> TASK TO CARRY OUT
Determine which lines contain the word "Runkings", then copy those lines.

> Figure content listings
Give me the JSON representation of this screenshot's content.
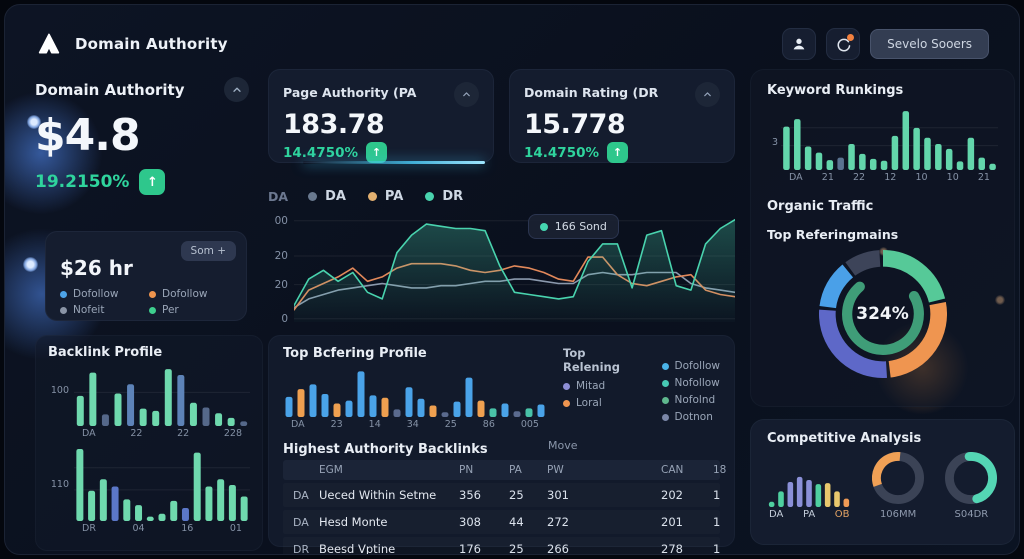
{
  "header": {
    "title": "Domain Authority",
    "cta_label": "Sevelo Sooers"
  },
  "icons": {
    "up": "↑"
  },
  "hero": {
    "title": "Domain Authority",
    "value": "$4.8",
    "change": "19.2150%"
  },
  "cards": {
    "page_authority": {
      "title": "Page Authority (PA",
      "value": "183.78",
      "change": "14.4750%"
    },
    "domain_rating": {
      "title": "Domain Rating (DR",
      "value": "15.778",
      "change": "14.4750%"
    }
  },
  "rate_card": {
    "title": "$26 hr",
    "sort_label": "Som +",
    "legend": [
      {
        "label": "Dofollow",
        "color": "#4da3e8"
      },
      {
        "label": "Dofollow",
        "color": "#ef954e"
      },
      {
        "label": "Nofeit",
        "color": "#8a94a6"
      },
      {
        "label": "Per",
        "color": "#3ecf8e"
      }
    ]
  },
  "backlink": {
    "title": "Backlink Profile"
  },
  "referring_legend": {
    "title": "Top Relening",
    "left": [
      {
        "label": "Mitad",
        "color": "#8e8fd6"
      },
      {
        "label": "Loral",
        "color": "#ef9550"
      }
    ],
    "right": [
      {
        "label": "Dofollow",
        "color": "#4ab3e8"
      },
      {
        "label": "Nofollow",
        "color": "#47c9b4"
      },
      {
        "label": "Nofolnd",
        "color": "#5fb88e"
      },
      {
        "label": "Dotnon",
        "color": "#7b87a8"
      }
    ]
  },
  "table": {
    "title": "Highest Authority Backlinks",
    "move_label": "Move",
    "columns": [
      "EGM",
      "PN",
      "PA",
      "PW",
      "CAN",
      "18"
    ],
    "rows": [
      [
        "DA",
        "Ueced Within Setme",
        "356",
        "25",
        "301",
        "202",
        "1"
      ],
      [
        "DA",
        "Hesd Monte",
        "308",
        "44",
        "272",
        "201",
        "1"
      ],
      [
        "DR",
        "Beesd Vptine",
        "176",
        "25",
        "266",
        "278",
        "1"
      ]
    ]
  },
  "right_panel": {
    "keyword_title": "Keyword Runkings",
    "organic_title": "Organic Traffic",
    "referring_title": "Top Referingmains"
  },
  "competitive": {
    "title": "Competitive Analysis",
    "donut1_label": "106MM",
    "donut2_label": "S04DR"
  },
  "chart_data": {
    "trend": {
      "type": "line",
      "legend_prefix": "DA",
      "legend": [
        {
          "label": "DA",
          "color": "#69798f"
        },
        {
          "label": "PA",
          "color": "#e2b070"
        },
        {
          "label": "DR",
          "color": "#49d3ae"
        }
      ],
      "tooltip": "166 Sond",
      "ylim": [
        0,
        46
      ],
      "yticks": [
        {
          "t": "00",
          "f": 0.08
        },
        {
          "t": "20",
          "f": 0.4
        },
        {
          "t": "20",
          "f": 0.66
        },
        {
          "t": "0",
          "f": 0.97
        }
      ],
      "series": [
        {
          "name": "DA",
          "color": "#8b99ad",
          "values": [
            5,
            9,
            11,
            13,
            14,
            15,
            16,
            15,
            14,
            14,
            15,
            15,
            16,
            17,
            17,
            18,
            18,
            17,
            16,
            16,
            20,
            21,
            20,
            20,
            21,
            21,
            21,
            16,
            14,
            13,
            12
          ]
        },
        {
          "name": "PA",
          "color": "#e2885a",
          "values": [
            4,
            13,
            16,
            19,
            23,
            17,
            19,
            23,
            25,
            25,
            25,
            24,
            22,
            21,
            22,
            24,
            23,
            21,
            18,
            17,
            28,
            28,
            20,
            16,
            15,
            17,
            19,
            20,
            13,
            11,
            10
          ]
        },
        {
          "name": "DR",
          "color": "#49d3ae",
          "fill": true,
          "values": [
            6,
            18,
            22,
            17,
            21,
            12,
            9,
            30,
            38,
            43,
            42,
            41,
            41,
            40,
            24,
            12,
            11,
            10,
            9,
            10,
            26,
            34,
            34,
            14,
            38,
            40,
            15,
            13,
            34,
            41,
            45
          ]
        }
      ]
    },
    "keyword": {
      "type": "bar",
      "title": "Keyword Runkings",
      "ytick": [
        {
          "t": "3",
          "f": 0.58
        }
      ],
      "grid": [
        0.34,
        0.62
      ],
      "labels": [
        "DA",
        "21",
        "22",
        "12",
        "10",
        "10",
        "21"
      ],
      "values": [
        70,
        82,
        38,
        28,
        16,
        20,
        42,
        26,
        18,
        15,
        55,
        95,
        68,
        52,
        42,
        34,
        14,
        52,
        20,
        10
      ],
      "colors": [
        "#63d6ab",
        "#63d6ab",
        "#63d6ab",
        "#63d6ab",
        "#63d6ab",
        "#5a7390",
        "#63d6ab",
        "#63d6ab",
        "#63d6ab",
        "#63d6ab",
        "#63d6ab",
        "#63d6ab",
        "#63d6ab",
        "#63d6ab",
        "#63d6ab",
        "#63d6ab",
        "#63d6ab",
        "#63d6ab",
        "#63d6ab",
        "#63d6ab"
      ]
    },
    "backlink1": {
      "type": "bar",
      "ytick": [
        {
          "t": "100",
          "f": 0.42
        }
      ],
      "grid": [
        0.44
      ],
      "labels": [
        "DA",
        "22",
        "22",
        "228"
      ],
      "values": [
        52,
        92,
        20,
        56,
        72,
        30,
        26,
        98,
        88,
        40,
        32,
        22,
        14,
        8
      ],
      "colors": [
        "#6fd9ae",
        "#6fd9ae",
        "#55688a",
        "#6fd9ae",
        "#5d83b8",
        "#6fd9ae",
        "#6fd9ae",
        "#6fd9ae",
        "#5d83b8",
        "#6fd9ae",
        "#55688a",
        "#6fd9ae",
        "#6fd9ae",
        "#55688a"
      ]
    },
    "backlink2": {
      "type": "bar",
      "ytick": [
        {
          "t": "110",
          "f": 0.52
        }
      ],
      "grid": [
        0.28,
        0.58
      ],
      "labels": [
        "DR",
        "04",
        "16",
        "01"
      ],
      "values": [
        100,
        42,
        58,
        48,
        30,
        22,
        6,
        10,
        28,
        18,
        95,
        48,
        58,
        50,
        34
      ],
      "colors": [
        "#6fd9ae",
        "#6fd9ae",
        "#6fd9ae",
        "#5b77c8",
        "#6fd9ae",
        "#6fd9ae",
        "#6fd9ae",
        "#6fd9ae",
        "#6fd9ae",
        "#5b77c8",
        "#6fd9ae",
        "#6fd9ae",
        "#6fd9ae",
        "#6fd9ae",
        "#6fd9ae"
      ]
    },
    "referring": {
      "type": "bar",
      "title": "Top Bcfering Profile",
      "labels": [
        "DA",
        "23",
        "14",
        "34",
        "25",
        "86",
        "005"
      ],
      "values": [
        42,
        58,
        68,
        48,
        28,
        34,
        95,
        45,
        40,
        16,
        62,
        38,
        24,
        10,
        32,
        82,
        34,
        18,
        28,
        12,
        18,
        26
      ],
      "colors": [
        "#4aa3e8",
        "#efa050",
        "#4aa3e8",
        "#4aa3e8",
        "#efa050",
        "#4aa3e8",
        "#4aa3e8",
        "#4aa3e8",
        "#efa050",
        "#5a6a8e",
        "#4aa3e8",
        "#4aa3e8",
        "#efa050",
        "#5a6a8e",
        "#4aa3e8",
        "#4aa3e8",
        "#efa050",
        "#49c2a8",
        "#4aa3e8",
        "#5a6a8e",
        "#49c2a8",
        "#4aa3e8"
      ]
    },
    "organic_donut": {
      "type": "donut",
      "center": "324%",
      "thickness": 13,
      "gap": 2.5,
      "segments": [
        {
          "color": "#56c998",
          "value": 22
        },
        {
          "color": "#ef9550",
          "value": 27
        },
        {
          "color": "#5e68c8",
          "value": 28
        },
        {
          "color": "#4aa0e8",
          "value": 13
        },
        {
          "color": "#3d4459",
          "value": 10
        }
      ],
      "inner": {
        "color": "#3f9d78",
        "value": 72,
        "start": 60,
        "thickness": 8
      }
    },
    "mini_bars": {
      "type": "bar",
      "values": [
        10,
        30,
        48,
        58,
        52,
        44,
        46,
        30,
        16
      ],
      "colors": [
        "#4fd0a0",
        "#4fd0a0",
        "#8b90d8",
        "#8b90d8",
        "#8b90d8",
        "#4fd0a0",
        "#e9c86d",
        "#e9c86d",
        "#ef9a55"
      ],
      "labels": [
        {
          "label": "DA",
          "color": "#c3ccd9"
        },
        {
          "label": "PA",
          "color": "#c3ccd9"
        },
        {
          "label": "OB",
          "color": "#e2a264"
        }
      ]
    },
    "donut1": {
      "type": "donut",
      "thickness": 17,
      "track": "#3b4356",
      "start": 250,
      "segments": [
        {
          "color": "#f0a055",
          "value": 32
        }
      ]
    },
    "donut2": {
      "type": "donut",
      "thickness": 17,
      "track": "#3b4356",
      "start": 355,
      "cap": "round",
      "segments": [
        {
          "color": "#54d6b4",
          "value": 47
        }
      ]
    }
  }
}
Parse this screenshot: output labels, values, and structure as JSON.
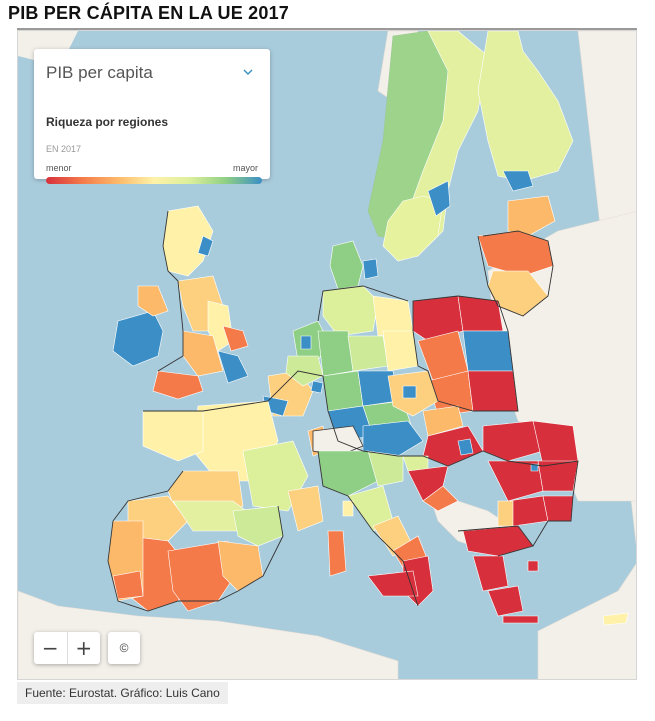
{
  "title": "PIB PER CÁPITA EN LA UE 2017",
  "legend": {
    "select_label": "PIB per capita",
    "subtitle": "Riqueza por regiones",
    "year": "EN 2017",
    "min_label": "menor",
    "max_label": "mayor",
    "scale_colors": [
      "#d7303c",
      "#f47a4a",
      "#fdb96a",
      "#fff2a8",
      "#dcef9b",
      "#8fcf85",
      "#3b8fc6"
    ],
    "select_icon": "chevron-down-icon"
  },
  "controls": {
    "zoom_out": "−",
    "zoom_in": "+",
    "attribution": "©"
  },
  "source": "Fuente: Eurostat. Gráfico: Luis Cano",
  "colors": {
    "sea": "#a9ccdc",
    "non_eu_land": "#f3efe9",
    "border": "#333333"
  }
}
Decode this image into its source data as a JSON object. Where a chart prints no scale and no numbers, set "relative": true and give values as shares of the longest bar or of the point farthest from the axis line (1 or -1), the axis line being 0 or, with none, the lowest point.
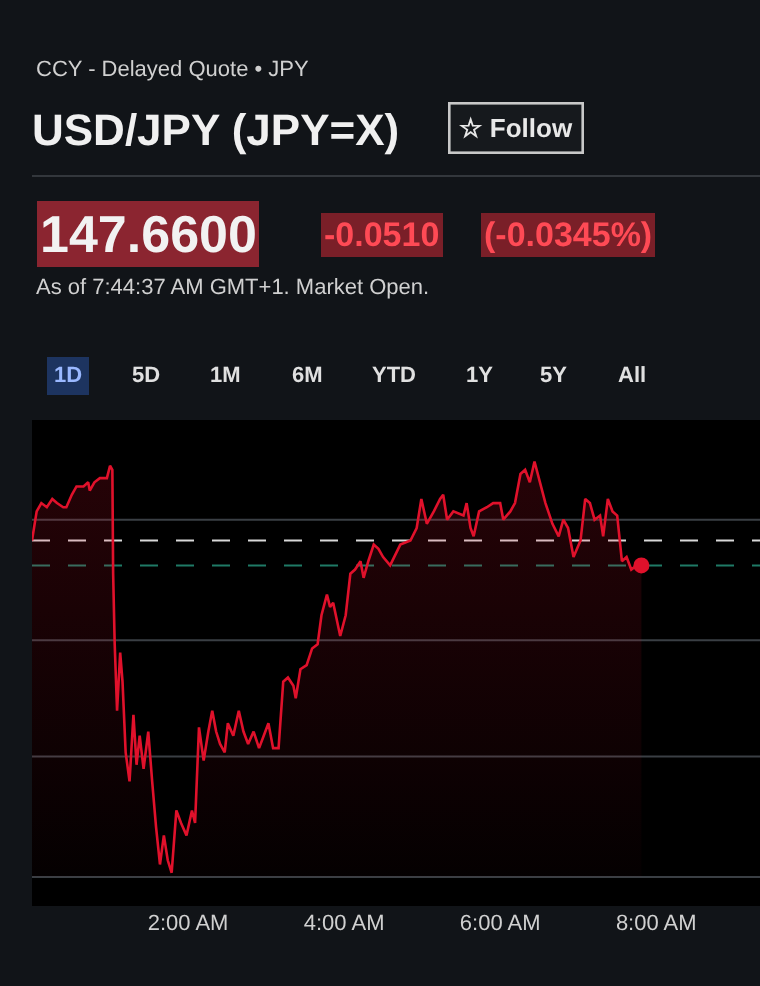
{
  "chart_data": {
    "type": "area",
    "relative": true,
    "title": "USD/JPY (JPY=X)",
    "subtitle": "CCY - Delayed Quote • JPY",
    "annotations": [
      "☆ Follow",
      "147.6600",
      "-0.0510",
      "(-0.0345%)",
      "As of 7:44:37 AM GMT+1. Market Open.",
      "1D",
      "5D",
      "1M",
      "6M",
      "YTD",
      "1Y",
      "5Y",
      "All"
    ],
    "xlim": [
      0,
      9.33
    ],
    "xticks": [
      {
        "value": 2,
        "label": "2:00 AM"
      },
      {
        "value": 4,
        "label": "4:00 AM"
      },
      {
        "value": 6,
        "label": "6:00 AM"
      },
      {
        "value": 8,
        "label": "8:00 AM"
      }
    ],
    "grid": false,
    "ref_lines": [
      {
        "axis": "y",
        "value": 0.86,
        "color": "#3a3f44",
        "line_style": "solid"
      },
      {
        "axis": "y",
        "value": 0.57,
        "color": "#3a3f44",
        "line_style": "solid"
      },
      {
        "axis": "y",
        "value": 0.29,
        "color": "#3a3f44",
        "line_style": "solid"
      },
      {
        "axis": "y",
        "value": 0.0,
        "color": "#3a3f44",
        "line_style": "solid"
      },
      {
        "axis": "y",
        "value": 0.81,
        "color": "#d8d8d8",
        "line_style": "dashed"
      },
      {
        "axis": "y",
        "value": 0.75,
        "color": "#1f7a66",
        "line_style": "dashed"
      }
    ],
    "series": [
      {
        "color": "#e0112b",
        "marker": "none",
        "x": [
          0.0,
          0.06,
          0.12,
          0.19,
          0.26,
          0.32,
          0.4,
          0.44,
          0.51,
          0.57,
          0.66,
          0.72,
          0.74,
          0.8,
          0.87,
          0.96,
          1.0,
          1.03,
          1.04,
          1.06,
          1.09,
          1.13,
          1.16,
          1.2,
          1.25,
          1.3,
          1.34,
          1.38,
          1.43,
          1.49,
          1.54,
          1.59,
          1.64,
          1.69,
          1.74,
          1.79,
          1.85,
          1.91,
          1.98,
          2.05,
          2.09,
          2.14,
          2.2,
          2.26,
          2.31,
          2.36,
          2.41,
          2.47,
          2.51,
          2.58,
          2.65,
          2.71,
          2.77,
          2.84,
          2.91,
          2.97,
          3.03,
          3.09,
          3.16,
          3.22,
          3.28,
          3.35,
          3.38,
          3.44,
          3.52,
          3.59,
          3.66,
          3.71,
          3.78,
          3.82,
          3.86,
          3.95,
          4.02,
          4.08,
          4.14,
          4.21,
          4.25,
          4.31,
          4.38,
          4.44,
          4.5,
          4.59,
          4.72,
          4.85,
          4.93,
          4.99,
          5.06,
          5.15,
          5.23,
          5.27,
          5.32,
          5.4,
          5.53,
          5.57,
          5.62,
          5.66,
          5.73,
          5.83,
          5.91,
          6.0,
          6.04,
          6.13,
          6.19,
          6.26,
          6.32,
          6.38,
          6.44,
          6.51,
          6.58,
          6.67,
          6.75,
          6.81,
          6.87,
          6.94,
          7.03,
          7.09,
          7.15,
          7.21,
          7.28,
          7.32,
          7.38,
          7.44,
          7.5,
          7.56,
          7.62,
          7.68,
          7.75,
          7.81
        ],
        "values": [
          0.81,
          0.88,
          0.9,
          0.89,
          0.91,
          0.9,
          0.89,
          0.89,
          0.92,
          0.94,
          0.94,
          0.95,
          0.93,
          0.95,
          0.96,
          0.96,
          0.99,
          0.98,
          0.73,
          0.56,
          0.4,
          0.54,
          0.47,
          0.3,
          0.23,
          0.39,
          0.27,
          0.34,
          0.26,
          0.35,
          0.23,
          0.12,
          0.03,
          0.1,
          0.04,
          0.01,
          0.16,
          0.13,
          0.1,
          0.16,
          0.13,
          0.36,
          0.28,
          0.35,
          0.4,
          0.35,
          0.32,
          0.3,
          0.37,
          0.34,
          0.4,
          0.35,
          0.32,
          0.35,
          0.31,
          0.34,
          0.37,
          0.31,
          0.31,
          0.47,
          0.48,
          0.46,
          0.43,
          0.5,
          0.51,
          0.55,
          0.56,
          0.63,
          0.68,
          0.65,
          0.66,
          0.58,
          0.63,
          0.73,
          0.74,
          0.76,
          0.72,
          0.76,
          0.8,
          0.79,
          0.77,
          0.75,
          0.8,
          0.81,
          0.84,
          0.91,
          0.85,
          0.88,
          0.91,
          0.92,
          0.86,
          0.88,
          0.87,
          0.9,
          0.84,
          0.82,
          0.88,
          0.89,
          0.9,
          0.9,
          0.86,
          0.88,
          0.9,
          0.97,
          0.98,
          0.95,
          1.0,
          0.95,
          0.9,
          0.85,
          0.82,
          0.86,
          0.84,
          0.77,
          0.81,
          0.91,
          0.9,
          0.86,
          0.87,
          0.82,
          0.91,
          0.88,
          0.87,
          0.76,
          0.77,
          0.74,
          0.75,
          0.75
        ]
      },
      {
        "type": "scatter",
        "color": "#e0112b",
        "marker": "circle",
        "x": [
          7.81
        ],
        "values": [
          0.75
        ]
      }
    ]
  }
}
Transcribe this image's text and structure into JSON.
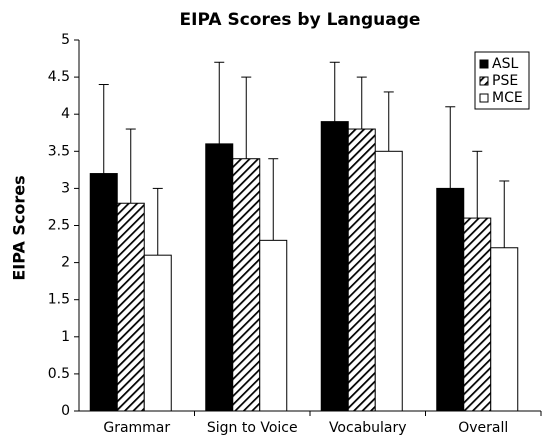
{
  "chart_data": {
    "type": "bar",
    "title": "EIPA Scores by Language",
    "y_label": "EIPA Scores",
    "categories": [
      "Grammar",
      "Sign to Voice",
      "Vocabulary",
      "Overall"
    ],
    "series": [
      {
        "name": "ASL",
        "color": "#000000",
        "values": [
          3.2,
          3.6,
          3.9,
          3.0
        ],
        "errors": [
          1.2,
          1.1,
          0.8,
          1.1
        ]
      },
      {
        "name": "PSE",
        "color": "#000000",
        "pattern": "hatch",
        "values": [
          2.8,
          3.4,
          3.8,
          2.6
        ],
        "errors": [
          1.0,
          1.1,
          0.7,
          0.9
        ]
      },
      {
        "name": "MCE",
        "color": "#ffffff",
        "values": [
          2.1,
          2.3,
          3.5,
          2.2
        ],
        "errors": [
          0.9,
          1.1,
          0.8,
          0.9
        ]
      }
    ],
    "ylim": [
      0,
      5
    ],
    "yticks": [
      0,
      0.5,
      1,
      1.5,
      2,
      2.5,
      3,
      3.5,
      4,
      4.5,
      5
    ],
    "grid": false,
    "legend": "upper right"
  }
}
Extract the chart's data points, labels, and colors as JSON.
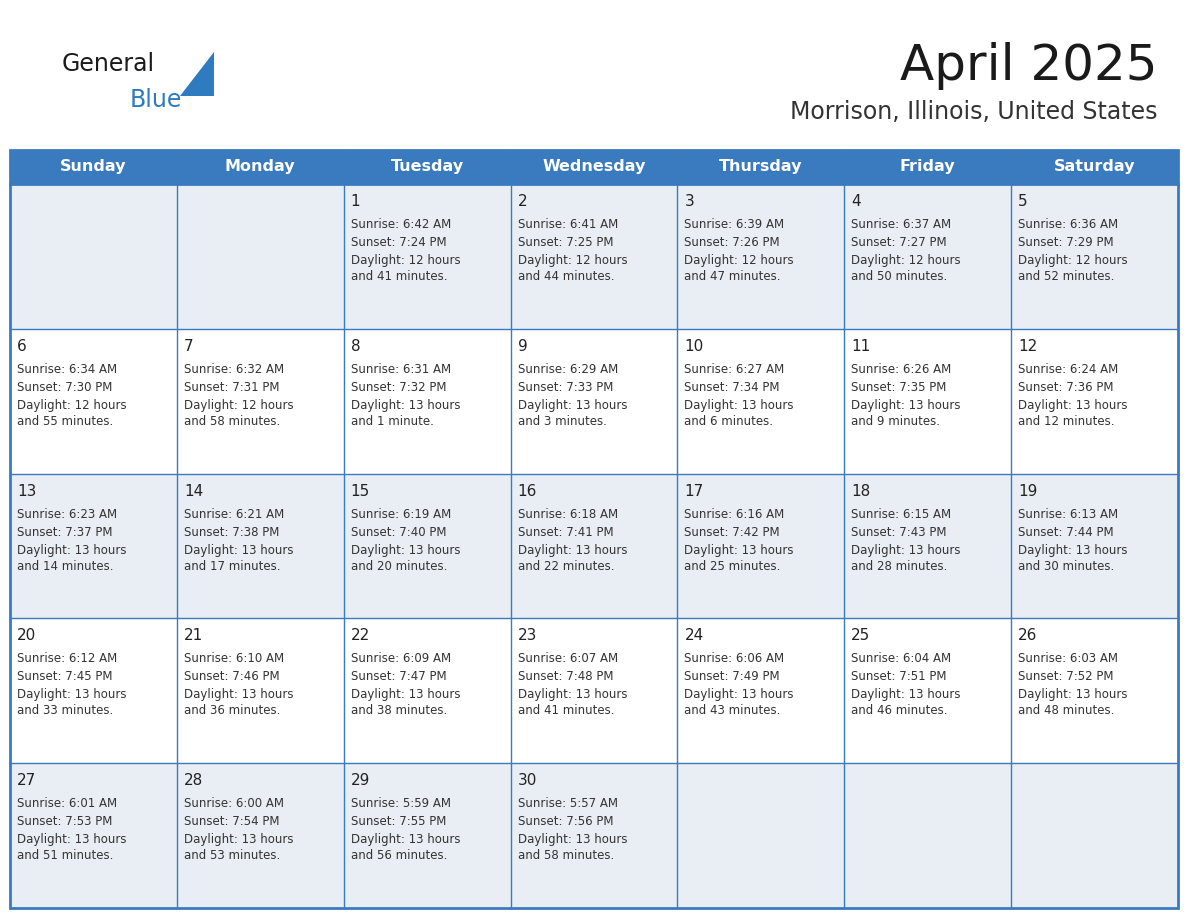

> THE RESULT
    "keyword_title": "Keyword Runkings",
      "title": "Keyword Runkings",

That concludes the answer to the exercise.